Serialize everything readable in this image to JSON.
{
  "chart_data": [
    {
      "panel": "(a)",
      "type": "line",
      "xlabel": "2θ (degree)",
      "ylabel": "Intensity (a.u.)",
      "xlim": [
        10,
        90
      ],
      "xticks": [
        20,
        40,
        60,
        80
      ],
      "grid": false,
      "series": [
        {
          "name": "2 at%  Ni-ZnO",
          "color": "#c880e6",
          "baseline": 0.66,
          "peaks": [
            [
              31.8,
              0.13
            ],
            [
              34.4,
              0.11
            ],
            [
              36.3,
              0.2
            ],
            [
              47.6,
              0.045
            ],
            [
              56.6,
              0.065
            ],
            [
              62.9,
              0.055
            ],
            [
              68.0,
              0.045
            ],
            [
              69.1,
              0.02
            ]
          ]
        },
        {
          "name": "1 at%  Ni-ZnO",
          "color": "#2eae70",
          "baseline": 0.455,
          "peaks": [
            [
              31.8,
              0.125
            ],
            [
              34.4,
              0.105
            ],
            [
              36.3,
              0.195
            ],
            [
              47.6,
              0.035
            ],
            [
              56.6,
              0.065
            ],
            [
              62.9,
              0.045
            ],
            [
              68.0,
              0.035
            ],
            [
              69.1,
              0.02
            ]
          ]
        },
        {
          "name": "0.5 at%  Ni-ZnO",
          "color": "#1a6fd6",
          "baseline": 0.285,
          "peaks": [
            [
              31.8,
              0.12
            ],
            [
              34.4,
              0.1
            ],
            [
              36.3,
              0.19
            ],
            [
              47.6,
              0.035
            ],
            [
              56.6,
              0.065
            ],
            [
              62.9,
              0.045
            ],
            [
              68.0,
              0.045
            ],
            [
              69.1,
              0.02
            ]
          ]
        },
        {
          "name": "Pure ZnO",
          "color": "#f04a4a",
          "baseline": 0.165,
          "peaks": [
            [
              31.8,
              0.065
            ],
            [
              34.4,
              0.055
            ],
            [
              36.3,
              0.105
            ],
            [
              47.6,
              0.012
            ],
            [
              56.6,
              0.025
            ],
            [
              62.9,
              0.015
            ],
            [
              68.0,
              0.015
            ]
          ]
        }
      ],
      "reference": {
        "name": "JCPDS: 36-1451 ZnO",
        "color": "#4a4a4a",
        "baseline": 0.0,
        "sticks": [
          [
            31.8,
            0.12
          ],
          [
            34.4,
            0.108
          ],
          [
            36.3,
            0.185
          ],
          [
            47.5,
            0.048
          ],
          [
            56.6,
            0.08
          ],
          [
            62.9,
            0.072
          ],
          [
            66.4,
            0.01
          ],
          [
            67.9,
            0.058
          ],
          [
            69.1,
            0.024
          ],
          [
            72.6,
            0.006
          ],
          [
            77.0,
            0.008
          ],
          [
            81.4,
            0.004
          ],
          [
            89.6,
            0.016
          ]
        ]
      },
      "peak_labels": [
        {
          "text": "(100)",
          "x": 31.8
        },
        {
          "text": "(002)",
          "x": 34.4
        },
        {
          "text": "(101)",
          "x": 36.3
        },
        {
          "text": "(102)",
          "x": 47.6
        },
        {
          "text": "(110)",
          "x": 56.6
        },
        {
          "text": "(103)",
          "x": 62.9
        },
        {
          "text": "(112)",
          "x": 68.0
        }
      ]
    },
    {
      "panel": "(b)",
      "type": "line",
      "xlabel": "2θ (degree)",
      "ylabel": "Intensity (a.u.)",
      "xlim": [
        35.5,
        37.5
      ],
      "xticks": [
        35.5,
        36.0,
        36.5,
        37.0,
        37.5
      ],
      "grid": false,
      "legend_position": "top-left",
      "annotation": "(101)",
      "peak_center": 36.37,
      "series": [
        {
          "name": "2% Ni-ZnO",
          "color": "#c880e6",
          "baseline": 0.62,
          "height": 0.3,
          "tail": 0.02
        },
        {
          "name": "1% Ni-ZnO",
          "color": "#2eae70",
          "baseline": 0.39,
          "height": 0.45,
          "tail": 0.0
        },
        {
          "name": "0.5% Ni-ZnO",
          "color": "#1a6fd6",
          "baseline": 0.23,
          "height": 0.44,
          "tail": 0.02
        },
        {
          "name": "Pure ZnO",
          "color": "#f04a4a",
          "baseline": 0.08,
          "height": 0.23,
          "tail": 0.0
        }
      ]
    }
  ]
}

--*--

Description of the task = Restate the listing in full, word for word.

Answer to the task =
Serialize everything readable in this image to JSON.
{
  "chart_data": [
    {
      "panel": "(a)",
      "type": "line",
      "xlabel": "2θ (degree)",
      "ylabel": "Intensity (a.u.)",
      "xlim": [
        10,
        90
      ],
      "xticks": [
        20,
        40,
        60,
        80
      ],
      "grid": false,
      "series": [
        {
          "name": "2 at%  Ni-ZnO",
          "color": "#c880e6",
          "baseline": 0.66,
          "peaks": [
            [
              31.8,
              0.13
            ],
            [
              34.4,
              0.11
            ],
            [
              36.3,
              0.2
            ],
            [
              47.6,
              0.045
            ],
            [
              56.6,
              0.065
            ],
            [
              62.9,
              0.055
            ],
            [
              68.0,
              0.045
            ],
            [
              69.1,
              0.02
            ]
          ]
        },
        {
          "name": "1 at%  Ni-ZnO",
          "color": "#2eae70",
          "baseline": 0.455,
          "peaks": [
            [
              31.8,
              0.125
            ],
            [
              34.4,
              0.105
            ],
            [
              36.3,
              0.195
            ],
            [
              47.6,
              0.035
            ],
            [
              56.6,
              0.065
            ],
            [
              62.9,
              0.045
            ],
            [
              68.0,
              0.035
            ],
            [
              69.1,
              0.02
            ]
          ]
        },
        {
          "name": "0.5 at%  Ni-ZnO",
          "color": "#1a6fd6",
          "baseline": 0.285,
          "peaks": [
            [
              31.8,
              0.12
            ],
            [
              34.4,
              0.1
            ],
            [
              36.3,
              0.19
            ],
            [
              47.6,
              0.035
            ],
            [
              56.6,
              0.065
            ],
            [
              62.9,
              0.045
            ],
            [
              68.0,
              0.045
            ],
            [
              69.1,
              0.02
            ]
          ]
        },
        {
          "name": "Pure ZnO",
          "color": "#f04a4a",
          "baseline": 0.165,
          "peaks": [
            [
              31.8,
              0.065
            ],
            [
              34.4,
              0.055
            ],
            [
              36.3,
              0.105
            ],
            [
              47.6,
              0.012
            ],
            [
              56.6,
              0.025
            ],
            [
              62.9,
              0.015
            ],
            [
              68.0,
              0.015
            ]
          ]
        }
      ],
      "reference": {
        "name": "JCPDS: 36-1451 ZnO",
        "color": "#4a4a4a",
        "baseline": 0.0,
        "sticks": [
          [
            31.8,
            0.12
          ],
          [
            34.4,
            0.108
          ],
          [
            36.3,
            0.185
          ],
          [
            47.5,
            0.048
          ],
          [
            56.6,
            0.08
          ],
          [
            62.9,
            0.072
          ],
          [
            66.4,
            0.01
          ],
          [
            67.9,
            0.058
          ],
          [
            69.1,
            0.024
          ],
          [
            72.6,
            0.006
          ],
          [
            77.0,
            0.008
          ],
          [
            81.4,
            0.004
          ],
          [
            89.6,
            0.016
          ]
        ]
      },
      "peak_labels": [
        {
          "text": "(100)",
          "x": 31.8
        },
        {
          "text": "(002)",
          "x": 34.4
        },
        {
          "text": "(101)",
          "x": 36.3
        },
        {
          "text": "(102)",
          "x": 47.6
        },
        {
          "text": "(110)",
          "x": 56.6
        },
        {
          "text": "(103)",
          "x": 62.9
        },
        {
          "text": "(112)",
          "x": 68.0
        }
      ]
    },
    {
      "panel": "(b)",
      "type": "line",
      "xlabel": "2θ (degree)",
      "ylabel": "Intensity (a.u.)",
      "xlim": [
        35.5,
        37.5
      ],
      "xticks": [
        35.5,
        36.0,
        36.5,
        37.0,
        37.5
      ],
      "grid": false,
      "legend_position": "top-left",
      "annotation": "(101)",
      "peak_center": 36.37,
      "series": [
        {
          "name": "2% Ni-ZnO",
          "color": "#c880e6",
          "baseline": 0.62,
          "height": 0.3,
          "tail": 0.02
        },
        {
          "name": "1% Ni-ZnO",
          "color": "#2eae70",
          "baseline": 0.39,
          "height": 0.45,
          "tail": 0.0
        },
        {
          "name": "0.5% Ni-ZnO",
          "color": "#1a6fd6",
          "baseline": 0.23,
          "height": 0.44,
          "tail": 0.02
        },
        {
          "name": "Pure ZnO",
          "color": "#f04a4a",
          "baseline": 0.08,
          "height": 0.23,
          "tail": 0.0
        }
      ]
    }
  ]
}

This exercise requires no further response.